Taxes were payed in installments (Qomī taxpayers preferred monthly payments) and entered into a register as they came in (avāraj and rūz-nāmaj). A balance was set up every month and at the end of the fiscal year and presented to the fiscal authorities by the jahbaḏ. Taxpayers received a certificate of quittance (barāʾa) after payment (Bosworth, 1969, pp. 121-24). The complex structure of the ʿAbbasid dīwāns is best summarized in Sourdel (pp. 581-93).

Tax farming was not the rule in Qom. A tax farmer (żāmen) is somebody who undertakes, for a couple of years, to deliver a fixed amount to the central dīwān at the beginning of the fiscal year; the fixed sum is lower than what is supposed to be the real income of the district (Sourdel, p. 585). The tax farmer could, in turn, sublet parts of his district on similar conditions. Tax farming was widely practiced under the ʿAbbasids, who tried very hard to keep control of the system (Løkkegard, pp. 93-98). This means that the fiscal registers were still kept as well as a cadastral survey.

- CHALLENGE 1
Answer these questions from the passage on taxation in Qom:
(a) How did Qomī taxpayers prefer to pay their taxes?
(b) What did taxpayers receive after payment?
(c) What term does the passage give for a tax farmer?

- AVAILABLE DATA

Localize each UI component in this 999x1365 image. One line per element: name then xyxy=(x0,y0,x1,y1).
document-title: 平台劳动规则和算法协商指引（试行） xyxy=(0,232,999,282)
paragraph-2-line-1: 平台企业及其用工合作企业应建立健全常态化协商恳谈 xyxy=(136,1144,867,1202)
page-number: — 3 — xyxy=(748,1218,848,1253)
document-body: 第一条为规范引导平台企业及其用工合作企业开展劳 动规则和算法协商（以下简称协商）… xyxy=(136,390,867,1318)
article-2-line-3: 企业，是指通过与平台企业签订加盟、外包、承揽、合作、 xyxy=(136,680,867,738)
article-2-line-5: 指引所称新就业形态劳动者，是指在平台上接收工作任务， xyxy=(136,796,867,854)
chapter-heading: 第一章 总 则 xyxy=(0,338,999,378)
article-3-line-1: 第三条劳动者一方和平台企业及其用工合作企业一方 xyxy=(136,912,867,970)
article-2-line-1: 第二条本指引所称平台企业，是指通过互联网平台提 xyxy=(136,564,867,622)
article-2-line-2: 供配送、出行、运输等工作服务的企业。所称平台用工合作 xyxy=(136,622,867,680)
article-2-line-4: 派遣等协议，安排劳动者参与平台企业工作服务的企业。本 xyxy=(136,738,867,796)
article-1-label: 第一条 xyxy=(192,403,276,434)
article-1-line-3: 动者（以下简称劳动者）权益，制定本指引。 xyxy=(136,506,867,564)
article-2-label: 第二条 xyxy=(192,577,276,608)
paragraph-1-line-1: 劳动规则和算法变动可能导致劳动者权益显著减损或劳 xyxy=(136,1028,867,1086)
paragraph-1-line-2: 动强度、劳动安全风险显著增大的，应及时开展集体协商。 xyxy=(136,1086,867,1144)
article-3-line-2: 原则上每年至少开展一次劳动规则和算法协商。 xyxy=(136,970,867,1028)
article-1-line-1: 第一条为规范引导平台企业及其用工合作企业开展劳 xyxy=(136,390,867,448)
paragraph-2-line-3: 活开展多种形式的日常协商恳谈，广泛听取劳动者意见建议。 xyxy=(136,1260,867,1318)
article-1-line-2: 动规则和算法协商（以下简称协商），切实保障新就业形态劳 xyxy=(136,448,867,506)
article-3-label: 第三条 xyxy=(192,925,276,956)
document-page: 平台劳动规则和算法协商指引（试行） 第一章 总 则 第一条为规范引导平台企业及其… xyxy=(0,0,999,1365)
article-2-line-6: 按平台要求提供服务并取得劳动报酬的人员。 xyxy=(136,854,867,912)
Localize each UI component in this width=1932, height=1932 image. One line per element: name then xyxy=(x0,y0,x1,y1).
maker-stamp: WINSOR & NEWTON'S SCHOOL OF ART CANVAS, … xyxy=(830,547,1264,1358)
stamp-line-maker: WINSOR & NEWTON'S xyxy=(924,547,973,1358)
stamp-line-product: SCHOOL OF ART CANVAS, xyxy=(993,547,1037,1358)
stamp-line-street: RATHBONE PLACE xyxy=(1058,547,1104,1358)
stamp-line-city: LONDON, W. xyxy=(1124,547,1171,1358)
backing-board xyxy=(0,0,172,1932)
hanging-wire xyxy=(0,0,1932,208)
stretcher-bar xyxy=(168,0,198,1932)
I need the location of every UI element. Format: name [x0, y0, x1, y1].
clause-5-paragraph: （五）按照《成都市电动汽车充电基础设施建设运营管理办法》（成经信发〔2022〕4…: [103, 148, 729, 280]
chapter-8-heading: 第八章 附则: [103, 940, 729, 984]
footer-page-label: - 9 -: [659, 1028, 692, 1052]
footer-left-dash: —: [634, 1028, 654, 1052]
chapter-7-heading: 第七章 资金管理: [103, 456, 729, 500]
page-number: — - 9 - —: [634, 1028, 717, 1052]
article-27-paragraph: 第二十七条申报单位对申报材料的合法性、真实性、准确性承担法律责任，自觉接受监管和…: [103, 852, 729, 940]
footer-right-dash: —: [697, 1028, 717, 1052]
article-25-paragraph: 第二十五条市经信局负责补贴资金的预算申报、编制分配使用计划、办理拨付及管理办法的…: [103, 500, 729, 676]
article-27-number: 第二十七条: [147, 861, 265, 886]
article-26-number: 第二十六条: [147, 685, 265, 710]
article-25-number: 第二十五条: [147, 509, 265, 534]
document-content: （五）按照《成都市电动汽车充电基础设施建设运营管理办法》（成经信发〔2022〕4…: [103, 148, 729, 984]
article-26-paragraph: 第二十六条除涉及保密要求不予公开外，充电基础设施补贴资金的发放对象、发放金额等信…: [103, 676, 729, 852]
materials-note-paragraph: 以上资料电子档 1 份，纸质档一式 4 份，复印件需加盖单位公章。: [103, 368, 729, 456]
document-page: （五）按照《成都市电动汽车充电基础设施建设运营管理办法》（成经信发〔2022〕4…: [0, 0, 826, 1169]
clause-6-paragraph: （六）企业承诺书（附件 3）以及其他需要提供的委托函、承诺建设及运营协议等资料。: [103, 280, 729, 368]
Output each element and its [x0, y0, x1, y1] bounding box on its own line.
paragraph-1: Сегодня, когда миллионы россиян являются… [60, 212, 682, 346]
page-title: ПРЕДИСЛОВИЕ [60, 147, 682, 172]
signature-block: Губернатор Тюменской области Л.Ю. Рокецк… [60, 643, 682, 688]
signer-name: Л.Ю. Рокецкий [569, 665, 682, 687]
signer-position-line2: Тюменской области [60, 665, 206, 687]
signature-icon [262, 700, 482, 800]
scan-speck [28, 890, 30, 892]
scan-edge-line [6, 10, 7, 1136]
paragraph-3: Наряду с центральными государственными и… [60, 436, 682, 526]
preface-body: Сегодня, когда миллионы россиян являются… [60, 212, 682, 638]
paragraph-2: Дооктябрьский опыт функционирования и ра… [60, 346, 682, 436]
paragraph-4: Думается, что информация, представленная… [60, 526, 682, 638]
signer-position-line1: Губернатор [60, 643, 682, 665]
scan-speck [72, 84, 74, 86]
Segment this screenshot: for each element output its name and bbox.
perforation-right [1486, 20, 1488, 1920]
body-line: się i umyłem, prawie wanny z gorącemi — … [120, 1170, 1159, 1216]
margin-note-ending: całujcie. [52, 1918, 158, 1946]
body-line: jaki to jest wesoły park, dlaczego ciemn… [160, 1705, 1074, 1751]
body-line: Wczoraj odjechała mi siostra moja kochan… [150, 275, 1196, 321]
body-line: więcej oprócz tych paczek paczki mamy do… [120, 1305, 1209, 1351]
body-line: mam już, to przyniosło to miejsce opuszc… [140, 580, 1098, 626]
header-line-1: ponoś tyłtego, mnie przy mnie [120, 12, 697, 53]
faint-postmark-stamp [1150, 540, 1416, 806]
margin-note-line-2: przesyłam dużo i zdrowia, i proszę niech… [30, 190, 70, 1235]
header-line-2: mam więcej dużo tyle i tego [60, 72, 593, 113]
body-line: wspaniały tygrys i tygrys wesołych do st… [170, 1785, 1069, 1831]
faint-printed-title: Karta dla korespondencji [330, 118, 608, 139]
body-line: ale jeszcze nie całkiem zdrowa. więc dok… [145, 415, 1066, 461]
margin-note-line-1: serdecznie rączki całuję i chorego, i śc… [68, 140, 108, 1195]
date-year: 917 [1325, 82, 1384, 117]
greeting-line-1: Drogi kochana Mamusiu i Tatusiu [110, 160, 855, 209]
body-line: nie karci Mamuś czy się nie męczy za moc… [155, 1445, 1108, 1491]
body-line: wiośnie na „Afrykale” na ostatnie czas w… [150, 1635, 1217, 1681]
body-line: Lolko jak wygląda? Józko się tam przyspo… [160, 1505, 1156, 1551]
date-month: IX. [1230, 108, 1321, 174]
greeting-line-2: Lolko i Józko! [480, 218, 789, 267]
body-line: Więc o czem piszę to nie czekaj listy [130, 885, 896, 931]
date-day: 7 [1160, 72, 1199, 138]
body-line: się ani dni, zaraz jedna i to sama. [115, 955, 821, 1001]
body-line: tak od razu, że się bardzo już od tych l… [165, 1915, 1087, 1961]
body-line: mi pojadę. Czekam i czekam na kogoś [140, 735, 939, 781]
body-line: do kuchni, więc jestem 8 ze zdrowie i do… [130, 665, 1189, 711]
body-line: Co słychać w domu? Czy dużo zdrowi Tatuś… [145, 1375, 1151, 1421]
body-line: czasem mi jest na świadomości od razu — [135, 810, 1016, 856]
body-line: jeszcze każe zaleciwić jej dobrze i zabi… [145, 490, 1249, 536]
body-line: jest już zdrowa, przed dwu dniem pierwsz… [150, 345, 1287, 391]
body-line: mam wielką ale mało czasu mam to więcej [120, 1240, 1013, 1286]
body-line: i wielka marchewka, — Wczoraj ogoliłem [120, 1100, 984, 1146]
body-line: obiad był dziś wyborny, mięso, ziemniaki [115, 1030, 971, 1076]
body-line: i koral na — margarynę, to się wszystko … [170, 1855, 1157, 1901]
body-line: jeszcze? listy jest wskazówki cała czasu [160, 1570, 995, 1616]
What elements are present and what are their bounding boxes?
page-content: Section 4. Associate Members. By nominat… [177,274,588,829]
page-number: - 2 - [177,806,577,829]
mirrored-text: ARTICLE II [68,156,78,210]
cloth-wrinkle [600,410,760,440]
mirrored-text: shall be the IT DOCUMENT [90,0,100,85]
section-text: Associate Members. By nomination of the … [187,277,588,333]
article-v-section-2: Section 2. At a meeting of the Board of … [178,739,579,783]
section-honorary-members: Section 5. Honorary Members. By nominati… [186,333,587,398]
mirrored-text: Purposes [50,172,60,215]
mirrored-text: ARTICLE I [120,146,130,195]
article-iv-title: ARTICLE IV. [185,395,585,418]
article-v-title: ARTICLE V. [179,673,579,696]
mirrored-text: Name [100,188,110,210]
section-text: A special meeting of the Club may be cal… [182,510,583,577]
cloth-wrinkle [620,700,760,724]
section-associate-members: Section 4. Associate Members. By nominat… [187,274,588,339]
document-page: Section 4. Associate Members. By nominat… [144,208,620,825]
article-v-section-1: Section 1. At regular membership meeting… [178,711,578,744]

- CHALLENGE 2
Extract everything in the rows from the first line down to the line containing "article-2-line-1: 第二条本指引所称平台企业，是指通过互联网平台提 xyxy=(136,564,867,622)", including both of those lines.

- COMPLETE RESPONSE 1
(a) In monthly payments.
(b) A certificate of quittance (barāʾa).
(c) Żāmen.

- COMPLETE RESPONSE 2
Localize each UI component in this 999x1365 image. One line per element: name then xyxy=(x0,y0,x1,y1).
document-title: 平台劳动规则和算法协商指引（试行） xyxy=(0,232,999,282)
paragraph-2-line-1: 平台企业及其用工合作企业应建立健全常态化协商恳谈 xyxy=(136,1144,867,1202)
page-number: — 3 — xyxy=(748,1218,848,1253)
document-body: 第一条为规范引导平台企业及其用工合作企业开展劳 动规则和算法协商（以下简称协商）… xyxy=(136,390,867,1318)
article-2-line-3: 企业，是指通过与平台企业签订加盟、外包、承揽、合作、 xyxy=(136,680,867,738)
article-2-line-5: 指引所称新就业形态劳动者，是指在平台上接收工作任务， xyxy=(136,796,867,854)
chapter-heading: 第一章 总 则 xyxy=(0,338,999,378)
article-3-line-1: 第三条劳动者一方和平台企业及其用工合作企业一方 xyxy=(136,912,867,970)
article-2-line-1: 第二条本指引所称平台企业，是指通过互联网平台提 xyxy=(136,564,867,622)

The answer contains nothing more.